-- start EXERCISE INPUT --
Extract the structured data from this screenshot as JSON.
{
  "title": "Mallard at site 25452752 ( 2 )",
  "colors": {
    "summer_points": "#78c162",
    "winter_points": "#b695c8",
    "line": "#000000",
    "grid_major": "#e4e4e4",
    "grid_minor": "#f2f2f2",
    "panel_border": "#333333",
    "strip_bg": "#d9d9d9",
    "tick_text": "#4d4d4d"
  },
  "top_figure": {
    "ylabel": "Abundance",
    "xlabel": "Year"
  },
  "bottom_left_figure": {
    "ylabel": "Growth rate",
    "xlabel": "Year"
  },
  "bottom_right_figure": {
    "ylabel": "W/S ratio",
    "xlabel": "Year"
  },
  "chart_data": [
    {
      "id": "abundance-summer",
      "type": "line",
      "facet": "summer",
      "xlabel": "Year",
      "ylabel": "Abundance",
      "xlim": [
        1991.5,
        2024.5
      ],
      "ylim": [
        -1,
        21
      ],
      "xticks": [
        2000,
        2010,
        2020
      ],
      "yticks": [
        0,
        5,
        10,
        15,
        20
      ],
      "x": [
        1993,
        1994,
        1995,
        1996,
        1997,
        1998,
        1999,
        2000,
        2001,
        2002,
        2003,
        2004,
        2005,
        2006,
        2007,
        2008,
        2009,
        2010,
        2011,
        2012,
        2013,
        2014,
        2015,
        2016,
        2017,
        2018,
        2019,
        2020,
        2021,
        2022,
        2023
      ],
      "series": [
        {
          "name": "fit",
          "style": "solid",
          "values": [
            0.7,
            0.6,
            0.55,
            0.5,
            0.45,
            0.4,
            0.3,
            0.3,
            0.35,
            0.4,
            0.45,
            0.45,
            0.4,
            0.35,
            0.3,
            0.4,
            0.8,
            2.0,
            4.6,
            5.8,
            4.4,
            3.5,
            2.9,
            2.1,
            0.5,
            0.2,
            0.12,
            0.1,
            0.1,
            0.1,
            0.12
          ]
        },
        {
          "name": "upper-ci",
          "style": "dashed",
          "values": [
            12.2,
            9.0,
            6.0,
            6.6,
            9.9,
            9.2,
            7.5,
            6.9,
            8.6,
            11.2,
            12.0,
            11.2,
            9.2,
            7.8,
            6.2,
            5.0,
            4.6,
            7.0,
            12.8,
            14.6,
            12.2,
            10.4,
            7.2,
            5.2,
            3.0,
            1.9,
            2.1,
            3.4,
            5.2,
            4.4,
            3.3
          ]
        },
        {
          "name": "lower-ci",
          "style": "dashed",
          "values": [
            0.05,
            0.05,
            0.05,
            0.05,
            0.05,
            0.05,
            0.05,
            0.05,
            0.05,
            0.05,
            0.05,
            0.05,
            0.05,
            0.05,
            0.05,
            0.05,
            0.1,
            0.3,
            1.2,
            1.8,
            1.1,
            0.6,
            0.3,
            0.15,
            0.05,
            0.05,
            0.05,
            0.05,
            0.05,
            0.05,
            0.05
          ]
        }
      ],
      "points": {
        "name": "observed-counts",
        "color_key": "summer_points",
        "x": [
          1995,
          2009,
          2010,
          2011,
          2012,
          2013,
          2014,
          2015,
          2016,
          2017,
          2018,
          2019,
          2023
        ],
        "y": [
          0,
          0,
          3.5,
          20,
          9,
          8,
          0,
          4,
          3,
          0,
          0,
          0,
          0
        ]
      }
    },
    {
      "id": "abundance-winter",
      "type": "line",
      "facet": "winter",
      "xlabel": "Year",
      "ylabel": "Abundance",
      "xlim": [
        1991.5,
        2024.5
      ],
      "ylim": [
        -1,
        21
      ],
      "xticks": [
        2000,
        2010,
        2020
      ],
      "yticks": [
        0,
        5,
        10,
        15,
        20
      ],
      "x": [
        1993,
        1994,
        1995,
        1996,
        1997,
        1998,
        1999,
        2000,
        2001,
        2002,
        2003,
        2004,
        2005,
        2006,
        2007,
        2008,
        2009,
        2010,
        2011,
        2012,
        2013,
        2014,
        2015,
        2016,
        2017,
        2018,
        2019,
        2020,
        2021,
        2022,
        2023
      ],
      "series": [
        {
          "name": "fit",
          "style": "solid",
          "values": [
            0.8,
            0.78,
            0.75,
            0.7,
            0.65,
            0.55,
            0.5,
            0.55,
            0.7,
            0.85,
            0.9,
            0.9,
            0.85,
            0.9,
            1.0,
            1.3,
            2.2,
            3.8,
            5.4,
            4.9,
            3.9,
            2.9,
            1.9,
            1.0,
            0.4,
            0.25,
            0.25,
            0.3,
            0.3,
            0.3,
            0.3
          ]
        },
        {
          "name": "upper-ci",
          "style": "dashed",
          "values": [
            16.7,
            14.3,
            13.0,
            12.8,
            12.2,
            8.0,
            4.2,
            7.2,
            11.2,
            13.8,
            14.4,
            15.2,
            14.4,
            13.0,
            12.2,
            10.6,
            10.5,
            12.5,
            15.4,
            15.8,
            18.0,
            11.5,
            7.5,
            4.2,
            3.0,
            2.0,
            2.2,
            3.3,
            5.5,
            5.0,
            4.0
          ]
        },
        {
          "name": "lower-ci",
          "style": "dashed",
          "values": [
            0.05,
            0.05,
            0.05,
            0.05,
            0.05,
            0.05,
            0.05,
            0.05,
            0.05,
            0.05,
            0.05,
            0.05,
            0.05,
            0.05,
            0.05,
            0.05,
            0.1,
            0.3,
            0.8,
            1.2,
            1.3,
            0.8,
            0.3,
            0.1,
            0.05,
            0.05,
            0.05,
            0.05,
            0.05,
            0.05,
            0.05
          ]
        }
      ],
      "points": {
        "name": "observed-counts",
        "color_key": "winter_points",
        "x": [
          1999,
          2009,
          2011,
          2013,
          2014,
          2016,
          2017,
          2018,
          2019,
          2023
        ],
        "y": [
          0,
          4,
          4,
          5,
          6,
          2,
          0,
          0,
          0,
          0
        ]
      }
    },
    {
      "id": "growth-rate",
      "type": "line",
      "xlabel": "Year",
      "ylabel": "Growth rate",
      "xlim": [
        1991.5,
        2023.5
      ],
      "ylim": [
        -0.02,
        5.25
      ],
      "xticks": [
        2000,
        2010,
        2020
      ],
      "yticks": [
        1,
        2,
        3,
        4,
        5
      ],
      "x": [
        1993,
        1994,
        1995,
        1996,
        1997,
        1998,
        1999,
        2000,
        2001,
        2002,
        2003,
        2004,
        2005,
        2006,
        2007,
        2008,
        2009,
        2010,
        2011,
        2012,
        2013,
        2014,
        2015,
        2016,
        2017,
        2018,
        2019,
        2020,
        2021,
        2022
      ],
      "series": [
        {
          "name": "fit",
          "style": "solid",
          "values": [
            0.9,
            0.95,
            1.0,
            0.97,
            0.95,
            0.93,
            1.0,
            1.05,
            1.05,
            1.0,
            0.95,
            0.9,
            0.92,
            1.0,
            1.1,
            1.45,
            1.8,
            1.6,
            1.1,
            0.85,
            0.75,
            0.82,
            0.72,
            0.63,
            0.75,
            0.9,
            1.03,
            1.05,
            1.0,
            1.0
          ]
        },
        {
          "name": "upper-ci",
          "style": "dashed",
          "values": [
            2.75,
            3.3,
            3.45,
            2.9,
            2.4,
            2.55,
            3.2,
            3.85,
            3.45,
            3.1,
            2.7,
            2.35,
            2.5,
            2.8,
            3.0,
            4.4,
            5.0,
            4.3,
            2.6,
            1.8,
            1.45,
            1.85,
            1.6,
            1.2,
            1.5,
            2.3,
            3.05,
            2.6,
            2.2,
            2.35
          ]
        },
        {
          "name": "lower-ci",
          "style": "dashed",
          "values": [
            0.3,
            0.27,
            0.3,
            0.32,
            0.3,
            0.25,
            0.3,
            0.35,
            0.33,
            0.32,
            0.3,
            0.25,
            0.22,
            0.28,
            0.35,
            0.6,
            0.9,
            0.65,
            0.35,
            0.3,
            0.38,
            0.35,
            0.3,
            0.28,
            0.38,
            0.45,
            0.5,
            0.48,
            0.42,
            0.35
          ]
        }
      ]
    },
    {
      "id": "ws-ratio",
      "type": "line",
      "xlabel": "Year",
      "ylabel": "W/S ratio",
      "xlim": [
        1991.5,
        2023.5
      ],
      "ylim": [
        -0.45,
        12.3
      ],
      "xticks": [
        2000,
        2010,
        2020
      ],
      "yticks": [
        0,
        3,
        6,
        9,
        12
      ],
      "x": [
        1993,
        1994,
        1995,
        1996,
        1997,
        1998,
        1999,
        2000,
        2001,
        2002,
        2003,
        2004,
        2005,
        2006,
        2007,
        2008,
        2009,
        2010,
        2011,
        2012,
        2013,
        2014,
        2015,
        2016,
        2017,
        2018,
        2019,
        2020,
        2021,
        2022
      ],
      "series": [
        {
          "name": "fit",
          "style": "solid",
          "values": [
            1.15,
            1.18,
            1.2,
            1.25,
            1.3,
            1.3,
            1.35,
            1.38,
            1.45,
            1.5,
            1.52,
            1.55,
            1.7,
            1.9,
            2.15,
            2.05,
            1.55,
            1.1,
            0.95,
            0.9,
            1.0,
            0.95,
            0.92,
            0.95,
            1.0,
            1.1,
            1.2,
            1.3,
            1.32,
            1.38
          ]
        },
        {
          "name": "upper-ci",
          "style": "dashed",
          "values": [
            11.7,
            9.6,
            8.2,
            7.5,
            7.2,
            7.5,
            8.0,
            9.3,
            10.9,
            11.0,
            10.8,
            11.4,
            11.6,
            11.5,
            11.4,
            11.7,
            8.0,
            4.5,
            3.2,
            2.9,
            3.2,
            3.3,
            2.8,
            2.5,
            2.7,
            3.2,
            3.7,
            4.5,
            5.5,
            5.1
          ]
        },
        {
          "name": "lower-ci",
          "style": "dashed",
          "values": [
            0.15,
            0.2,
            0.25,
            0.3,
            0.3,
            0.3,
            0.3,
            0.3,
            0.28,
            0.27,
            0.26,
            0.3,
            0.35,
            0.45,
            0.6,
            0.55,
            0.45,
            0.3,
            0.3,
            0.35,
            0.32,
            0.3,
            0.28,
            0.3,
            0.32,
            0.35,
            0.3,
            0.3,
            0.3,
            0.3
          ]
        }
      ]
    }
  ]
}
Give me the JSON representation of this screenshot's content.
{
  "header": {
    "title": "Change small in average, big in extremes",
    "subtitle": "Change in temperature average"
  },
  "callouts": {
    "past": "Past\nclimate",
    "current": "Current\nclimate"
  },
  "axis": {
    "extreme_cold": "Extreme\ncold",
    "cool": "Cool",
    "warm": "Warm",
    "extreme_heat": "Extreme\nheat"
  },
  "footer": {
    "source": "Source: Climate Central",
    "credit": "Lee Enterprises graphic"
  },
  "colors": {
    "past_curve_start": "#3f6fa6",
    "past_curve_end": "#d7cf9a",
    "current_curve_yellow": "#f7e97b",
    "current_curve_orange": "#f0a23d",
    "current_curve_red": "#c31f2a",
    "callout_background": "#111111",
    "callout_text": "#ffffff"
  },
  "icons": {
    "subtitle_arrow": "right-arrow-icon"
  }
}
-- end EXERCISE INPUT --
■ YOUR INSTRUCTIONS ■
Collect each line of the entries that has the word "JSON", copying it in full.

■ ANSWER BELOW ■
Extract the structured data from this screenshot as JSON.
Give me the JSON representation of this screenshot's content.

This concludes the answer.